Your instructions ::
Write out the entries below once more, exactly, with the pictures left out.

#### Rows

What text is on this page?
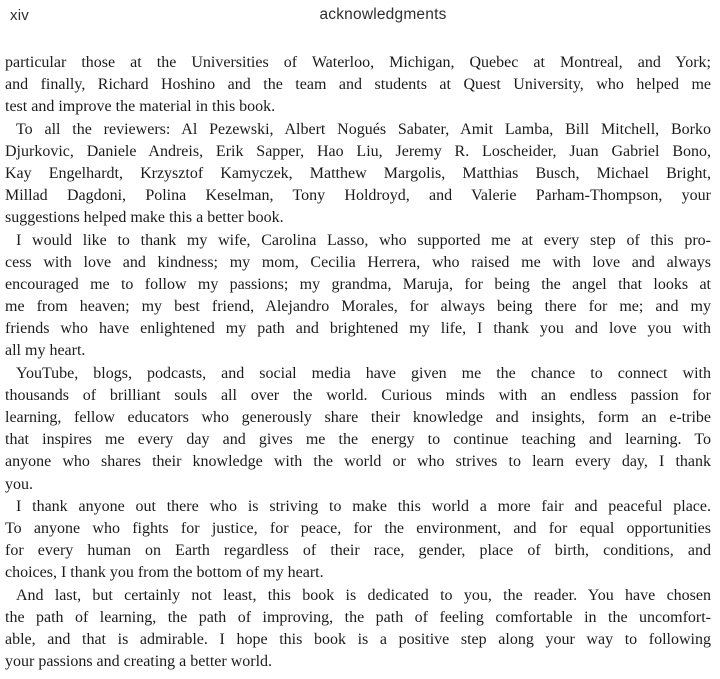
xiv	acknowledgments
particular those at the Universities of Waterloo, Michigan, Quebec at Montreal, and York;
and finally, Richard Hoshino and the team and students at Quest University, who helped me
test and improve the material in this book.
To all the reviewers: Al Pezewski, Albert Nogués Sabater, Amit Lamba, Bill Mitchell, Borko
Djurkovic, Daniele Andreis, Erik Sapper, Hao Liu, Jeremy R. Loscheider, Juan Gabriel Bono,
Kay Engelhardt, Krzysztof Kamyczek, Matthew Margolis, Matthias Busch, Michael Bright,
Millad Dagdoni, Polina Keselman, Tony Holdroyd, and Valerie Parham-Thompson, your
suggestions helped make this a better book.
I would like to thank my wife, Carolina Lasso, who supported me at every step of this pro-
cess with love and kindness; my mom, Cecilia Herrera, who raised me with love and always
encouraged me to follow my passions; my grandma, Maruja, for being the angel that looks at
me from heaven; my best friend, Alejandro Morales, for always being there for me; and my
friends who have enlightened my path and brightened my life, I thank you and love you with
all my heart.
YouTube, blogs, podcasts, and social media have given me the chance to connect with
thousands of brilliant souls all over the world. Curious minds with an endless passion for
learning, fellow educators who generously share their knowledge and insights, form an e-tribe
that inspires me every day and gives me the energy to continue teaching and learning. To
anyone who shares their knowledge with the world or who strives to learn every day, I thank
you.
I thank anyone out there who is striving to make this world a more fair and peaceful place.
To anyone who fights for justice, for peace, for the environment, and for equal opportunities
for every human on Earth regardless of their race, gender, place of birth, conditions, and
choices, I thank you from the bottom of my heart.
And last, but certainly not least, this book is dedicated to you, the reader. You have chosen
the path of learning, the path of improving, the path of feeling comfortable in the uncomfort-
able, and that is admirable. I hope this book is a positive step along your way to following
your passions and creating a better world.
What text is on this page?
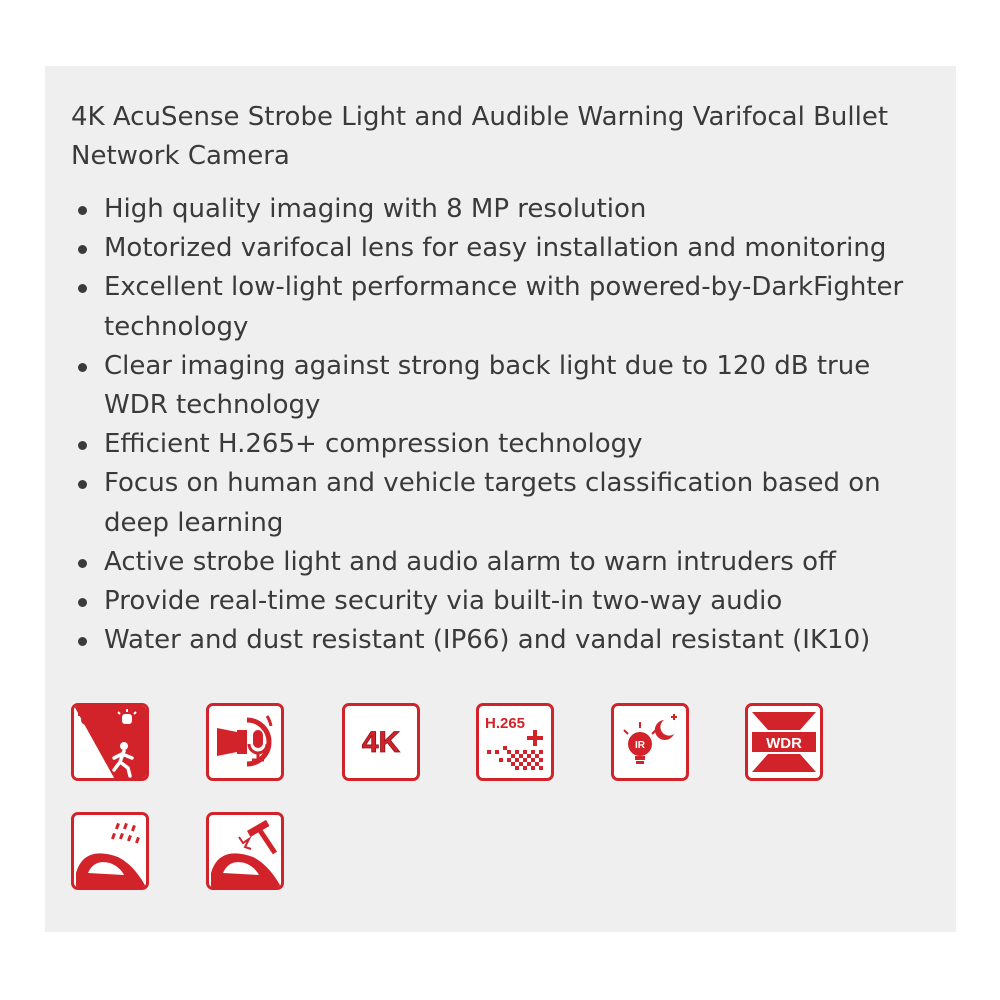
4K AcuSense Strobe Light and Audible Warning Varifocal Bullet Network Camera
High quality imaging with 8 MP resolution
Motorized varifocal lens for easy installation and monitoring
Excellent low-light performance with powered-by-DarkFighter technology
Clear imaging against strong back light due to 120 dB true WDR technology
Efficient H.265+ compression technology
Focus on human and vehicle targets classification based on deep learning
Active strobe light and audio alarm to warn intruders off
Provide real-time security via built-in two-way audio
Water and dust resistant (IP66) and vandal resistant (IK10)
4K
H.265
IR	WDR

########

Solution to this exercise ::
What text is on this page?
xiv	acknowledgments
particular those at the Universities of Waterloo, Michigan, Quebec at Montreal, and York;
and finally, Richard Hoshino and the team and students at Quest University, who helped me
test and improve the material in this book.
To all the reviewers: Al Pezewski, Albert Nogués Sabater, Amit Lamba, Bill Mitchell, Borko
Djurkovic, Daniele Andreis, Erik Sapper, Hao Liu, Jeremy R. Loscheider, Juan Gabriel Bono,
Kay Engelhardt, Krzysztof Kamyczek, Matthew Margolis, Matthias Busch, Michael Bright,
Millad Dagdoni, Polina Keselman, Tony Holdroyd, and Valerie Parham-Thompson, your
suggestions helped make this a better book.
I would like to thank my wife, Carolina Lasso, who supported me at every step of this pro-
cess with love and kindness; my mom, Cecilia Herrera, who raised me with love and always
encouraged me to follow my passions; my grandma, Maruja, for being the angel that looks at
me from heaven; my best friend, Alejandro Morales, for always being there for me; and my
friends who have enlightened my path and brightened my life, I thank you and love you with
all my heart.
YouTube, blogs, podcasts, and social media have given me the chance to connect with
thousands of brilliant souls all over the world. Curious minds with an endless passion for
learning, fellow educators who generously share their knowledge and insights, form an e-tribe
that inspires me every day and gives me the energy to continue teaching and learning. To
anyone who shares their knowledge with the world or who strives to learn every day, I thank
you.
I thank anyone out there who is striving to make this world a more fair and peaceful place.
To anyone who fights for justice, for peace, for the environment, and for equal opportunities
for every human on Earth regardless of their race, gender, place of birth, conditions, and
choices, I thank you from the bottom of my heart.
And last, but certainly not least, this book is dedicated to you, the reader. You have chosen
the path of learning, the path of improving, the path of feeling comfortable in the uncomfort-
able, and that is admirable. I hope this book is a positive step along your way to following
your passions and creating a better world.
What text is on this page?
4K AcuSense Strobe Light and Audible Warning Varifocal Bullet Network Camera
High quality imaging with 8 MP resolution
Motorized varifocal lens for easy installation and monitoring
Excellent low-light performance with powered-by-DarkFighter technology
Clear imaging against strong back light due to 120 dB true WDR technology
Efficient H.265+ compression technology
Focus on human and vehicle targets classification based on deep learning
Active strobe light and audio alarm to warn intruders off
Provide real-time security via built-in two-way audio
Water and dust resistant (IP66) and vandal resistant (IK10)
4K
H.265
IR	WDR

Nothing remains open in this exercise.